■ **What is required**: Gather all lines from the material that contain "timelike".

>> BEGIN

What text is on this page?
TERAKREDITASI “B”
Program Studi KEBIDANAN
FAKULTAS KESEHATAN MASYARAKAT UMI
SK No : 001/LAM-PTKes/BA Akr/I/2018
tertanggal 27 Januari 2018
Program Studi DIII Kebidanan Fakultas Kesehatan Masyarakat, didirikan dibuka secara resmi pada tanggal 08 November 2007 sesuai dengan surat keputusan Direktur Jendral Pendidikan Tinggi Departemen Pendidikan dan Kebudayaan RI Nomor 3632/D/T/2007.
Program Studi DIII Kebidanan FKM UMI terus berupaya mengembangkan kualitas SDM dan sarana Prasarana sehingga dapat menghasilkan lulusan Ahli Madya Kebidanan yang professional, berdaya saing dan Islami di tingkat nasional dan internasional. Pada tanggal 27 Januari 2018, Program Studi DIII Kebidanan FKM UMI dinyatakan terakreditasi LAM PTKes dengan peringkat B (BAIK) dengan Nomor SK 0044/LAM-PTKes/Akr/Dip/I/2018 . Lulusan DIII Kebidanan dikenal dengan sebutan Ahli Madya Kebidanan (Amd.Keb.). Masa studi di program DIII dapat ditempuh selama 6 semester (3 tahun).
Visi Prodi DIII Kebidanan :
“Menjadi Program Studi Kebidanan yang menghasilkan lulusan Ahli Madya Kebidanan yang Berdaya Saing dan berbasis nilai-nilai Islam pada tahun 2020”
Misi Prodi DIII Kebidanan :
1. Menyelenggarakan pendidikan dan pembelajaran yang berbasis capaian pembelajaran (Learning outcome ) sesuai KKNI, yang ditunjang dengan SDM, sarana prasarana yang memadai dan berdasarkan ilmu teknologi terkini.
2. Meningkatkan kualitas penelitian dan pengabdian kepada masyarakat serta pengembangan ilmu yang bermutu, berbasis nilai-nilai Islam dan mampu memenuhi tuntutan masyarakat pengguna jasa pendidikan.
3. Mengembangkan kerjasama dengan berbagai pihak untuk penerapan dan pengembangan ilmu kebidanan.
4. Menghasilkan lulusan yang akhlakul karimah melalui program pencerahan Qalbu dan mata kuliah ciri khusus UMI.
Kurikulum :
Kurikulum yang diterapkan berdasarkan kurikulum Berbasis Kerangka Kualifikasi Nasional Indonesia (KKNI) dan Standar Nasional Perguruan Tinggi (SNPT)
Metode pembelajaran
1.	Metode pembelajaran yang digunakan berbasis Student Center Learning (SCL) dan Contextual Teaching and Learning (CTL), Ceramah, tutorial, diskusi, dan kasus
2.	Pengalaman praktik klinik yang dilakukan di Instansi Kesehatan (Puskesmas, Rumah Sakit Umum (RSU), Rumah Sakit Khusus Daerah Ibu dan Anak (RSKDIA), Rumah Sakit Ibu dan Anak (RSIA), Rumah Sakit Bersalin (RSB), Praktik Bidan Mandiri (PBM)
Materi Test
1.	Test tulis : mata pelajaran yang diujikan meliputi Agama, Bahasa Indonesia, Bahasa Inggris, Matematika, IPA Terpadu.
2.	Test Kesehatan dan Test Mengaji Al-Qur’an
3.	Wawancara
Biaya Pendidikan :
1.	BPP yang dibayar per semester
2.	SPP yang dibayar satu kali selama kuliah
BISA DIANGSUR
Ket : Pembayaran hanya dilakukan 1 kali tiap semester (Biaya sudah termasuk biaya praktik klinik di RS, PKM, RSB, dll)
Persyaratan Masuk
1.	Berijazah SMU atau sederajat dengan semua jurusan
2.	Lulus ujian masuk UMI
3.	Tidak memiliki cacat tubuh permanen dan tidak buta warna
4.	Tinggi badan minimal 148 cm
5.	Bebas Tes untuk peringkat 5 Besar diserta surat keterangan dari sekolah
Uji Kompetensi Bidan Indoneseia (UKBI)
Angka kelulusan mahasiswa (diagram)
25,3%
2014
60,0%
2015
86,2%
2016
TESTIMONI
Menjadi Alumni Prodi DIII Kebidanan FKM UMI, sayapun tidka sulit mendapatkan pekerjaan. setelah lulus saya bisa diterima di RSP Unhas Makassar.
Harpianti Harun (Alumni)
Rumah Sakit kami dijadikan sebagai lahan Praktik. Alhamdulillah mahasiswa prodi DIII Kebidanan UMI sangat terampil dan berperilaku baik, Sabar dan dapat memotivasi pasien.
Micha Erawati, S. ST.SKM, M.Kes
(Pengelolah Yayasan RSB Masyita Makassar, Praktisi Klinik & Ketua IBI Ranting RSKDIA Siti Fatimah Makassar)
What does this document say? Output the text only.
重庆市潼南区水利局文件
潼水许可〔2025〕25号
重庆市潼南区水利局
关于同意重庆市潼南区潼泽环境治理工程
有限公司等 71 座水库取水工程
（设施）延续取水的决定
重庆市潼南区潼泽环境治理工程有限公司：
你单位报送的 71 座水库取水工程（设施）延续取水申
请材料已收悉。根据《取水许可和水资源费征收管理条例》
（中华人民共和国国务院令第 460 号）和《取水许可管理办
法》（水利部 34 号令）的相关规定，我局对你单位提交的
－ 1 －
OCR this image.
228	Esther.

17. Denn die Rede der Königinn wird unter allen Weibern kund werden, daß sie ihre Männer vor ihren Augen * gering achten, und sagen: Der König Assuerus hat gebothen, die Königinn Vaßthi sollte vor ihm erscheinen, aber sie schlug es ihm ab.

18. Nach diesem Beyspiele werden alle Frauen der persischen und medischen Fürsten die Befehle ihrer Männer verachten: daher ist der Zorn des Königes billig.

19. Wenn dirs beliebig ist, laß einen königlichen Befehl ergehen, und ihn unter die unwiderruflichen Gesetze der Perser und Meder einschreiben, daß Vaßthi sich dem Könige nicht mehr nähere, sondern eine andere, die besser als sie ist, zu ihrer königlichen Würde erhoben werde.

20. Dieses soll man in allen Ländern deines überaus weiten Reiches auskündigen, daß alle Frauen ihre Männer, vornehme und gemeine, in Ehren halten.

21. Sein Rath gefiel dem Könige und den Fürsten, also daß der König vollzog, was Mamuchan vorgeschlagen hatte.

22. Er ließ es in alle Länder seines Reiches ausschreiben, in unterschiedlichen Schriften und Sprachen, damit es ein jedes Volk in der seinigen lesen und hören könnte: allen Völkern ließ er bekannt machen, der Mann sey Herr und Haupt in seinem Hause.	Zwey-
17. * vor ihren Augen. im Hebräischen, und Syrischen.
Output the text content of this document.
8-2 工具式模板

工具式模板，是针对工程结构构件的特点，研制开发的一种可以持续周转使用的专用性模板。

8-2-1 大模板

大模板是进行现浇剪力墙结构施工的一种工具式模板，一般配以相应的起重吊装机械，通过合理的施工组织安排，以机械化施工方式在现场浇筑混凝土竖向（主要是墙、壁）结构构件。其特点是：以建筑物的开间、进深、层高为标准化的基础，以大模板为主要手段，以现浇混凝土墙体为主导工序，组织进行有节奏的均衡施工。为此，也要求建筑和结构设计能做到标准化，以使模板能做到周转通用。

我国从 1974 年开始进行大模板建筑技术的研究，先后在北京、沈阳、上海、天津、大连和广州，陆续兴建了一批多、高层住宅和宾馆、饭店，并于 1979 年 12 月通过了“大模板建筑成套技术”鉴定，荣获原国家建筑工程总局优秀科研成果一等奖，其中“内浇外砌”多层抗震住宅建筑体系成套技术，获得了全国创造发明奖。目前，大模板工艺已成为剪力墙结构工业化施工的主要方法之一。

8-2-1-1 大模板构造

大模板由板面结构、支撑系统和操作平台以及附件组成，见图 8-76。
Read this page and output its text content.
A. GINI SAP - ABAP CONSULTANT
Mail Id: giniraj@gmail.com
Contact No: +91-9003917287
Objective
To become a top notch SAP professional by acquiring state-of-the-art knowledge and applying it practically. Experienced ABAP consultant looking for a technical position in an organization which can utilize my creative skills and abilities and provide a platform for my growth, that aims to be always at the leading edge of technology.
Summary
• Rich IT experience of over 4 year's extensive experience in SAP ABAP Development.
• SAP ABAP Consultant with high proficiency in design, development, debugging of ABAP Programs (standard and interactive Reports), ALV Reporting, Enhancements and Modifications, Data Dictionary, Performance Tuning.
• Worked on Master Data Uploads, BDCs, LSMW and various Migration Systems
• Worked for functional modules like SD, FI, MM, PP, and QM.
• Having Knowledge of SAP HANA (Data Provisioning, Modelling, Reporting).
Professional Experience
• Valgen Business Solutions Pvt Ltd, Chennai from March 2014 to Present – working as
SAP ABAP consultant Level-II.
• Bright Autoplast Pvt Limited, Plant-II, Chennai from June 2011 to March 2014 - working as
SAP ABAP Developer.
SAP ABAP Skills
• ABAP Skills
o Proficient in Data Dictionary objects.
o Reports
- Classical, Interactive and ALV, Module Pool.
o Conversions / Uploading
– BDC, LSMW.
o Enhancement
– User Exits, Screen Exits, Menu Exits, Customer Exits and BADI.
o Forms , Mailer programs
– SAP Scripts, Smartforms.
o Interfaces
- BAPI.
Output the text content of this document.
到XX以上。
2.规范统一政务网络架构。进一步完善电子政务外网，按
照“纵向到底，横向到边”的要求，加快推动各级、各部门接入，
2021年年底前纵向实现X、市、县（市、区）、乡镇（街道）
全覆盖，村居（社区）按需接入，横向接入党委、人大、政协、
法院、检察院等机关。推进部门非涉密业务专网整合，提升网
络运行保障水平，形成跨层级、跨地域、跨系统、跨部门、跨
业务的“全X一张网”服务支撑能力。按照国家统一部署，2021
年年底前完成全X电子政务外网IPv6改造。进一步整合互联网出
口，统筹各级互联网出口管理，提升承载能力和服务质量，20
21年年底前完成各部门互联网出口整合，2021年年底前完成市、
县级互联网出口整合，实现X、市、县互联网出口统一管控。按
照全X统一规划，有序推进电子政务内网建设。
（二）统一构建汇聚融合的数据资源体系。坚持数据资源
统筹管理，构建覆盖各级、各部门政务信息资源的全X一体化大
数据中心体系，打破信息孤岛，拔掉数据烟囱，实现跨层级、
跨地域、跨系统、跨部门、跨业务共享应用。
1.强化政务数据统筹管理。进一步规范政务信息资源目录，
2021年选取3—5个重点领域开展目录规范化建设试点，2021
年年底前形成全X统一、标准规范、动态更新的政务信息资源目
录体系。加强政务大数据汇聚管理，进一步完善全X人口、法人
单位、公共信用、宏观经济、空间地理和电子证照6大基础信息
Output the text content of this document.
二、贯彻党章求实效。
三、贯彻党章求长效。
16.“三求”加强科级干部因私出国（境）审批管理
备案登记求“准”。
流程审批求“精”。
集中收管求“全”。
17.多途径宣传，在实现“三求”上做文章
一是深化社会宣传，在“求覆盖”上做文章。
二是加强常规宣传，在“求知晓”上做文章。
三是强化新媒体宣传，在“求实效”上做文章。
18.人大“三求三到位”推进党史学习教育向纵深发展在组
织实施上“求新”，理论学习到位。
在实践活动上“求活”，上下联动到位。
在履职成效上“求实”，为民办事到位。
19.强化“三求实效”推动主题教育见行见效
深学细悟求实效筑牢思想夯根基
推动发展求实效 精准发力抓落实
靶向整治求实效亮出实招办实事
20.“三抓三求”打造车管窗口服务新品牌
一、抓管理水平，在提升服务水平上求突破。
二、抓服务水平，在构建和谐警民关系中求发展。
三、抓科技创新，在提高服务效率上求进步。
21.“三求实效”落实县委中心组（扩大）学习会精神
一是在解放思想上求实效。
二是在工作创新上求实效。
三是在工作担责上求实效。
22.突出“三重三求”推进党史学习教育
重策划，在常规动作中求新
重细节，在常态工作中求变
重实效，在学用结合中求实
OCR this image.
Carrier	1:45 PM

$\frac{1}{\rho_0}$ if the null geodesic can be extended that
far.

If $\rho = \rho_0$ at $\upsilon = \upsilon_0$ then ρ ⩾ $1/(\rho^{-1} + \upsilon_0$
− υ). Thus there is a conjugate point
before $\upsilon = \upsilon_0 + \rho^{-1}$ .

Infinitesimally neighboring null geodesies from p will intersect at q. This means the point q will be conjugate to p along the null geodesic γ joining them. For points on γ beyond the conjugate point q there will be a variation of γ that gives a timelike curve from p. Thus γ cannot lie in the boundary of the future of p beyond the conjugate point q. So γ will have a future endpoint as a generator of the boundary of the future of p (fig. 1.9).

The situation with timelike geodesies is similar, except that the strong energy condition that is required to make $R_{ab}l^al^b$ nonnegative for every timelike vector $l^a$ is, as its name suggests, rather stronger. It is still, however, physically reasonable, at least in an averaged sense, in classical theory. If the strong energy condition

>> END

■ **Correct result**:
Infinitesimally neighboring null geodesies from p will intersect at q. This means the point q will be conjugate to p along the null geodesic γ joining them. For points on γ beyond the conjugate point q there will be a variation of γ that gives a timelike curve from p. Thus γ cannot lie in the boundary of the future of p beyond the conjugate point q. So γ will have a future endpoint as a generator of the boundary of the future of p (fig. 1.9).
The situation with timelike geodesies is similar, except that the strong energy condition that is required to make $R_{ab}l^al^b$ nonnegative for every timelike vector $l^a$ is, as its name suggests, rather stronger. It is still, however, physically reasonable, at least in an averaged sense, in classical theory. If the strong energy condition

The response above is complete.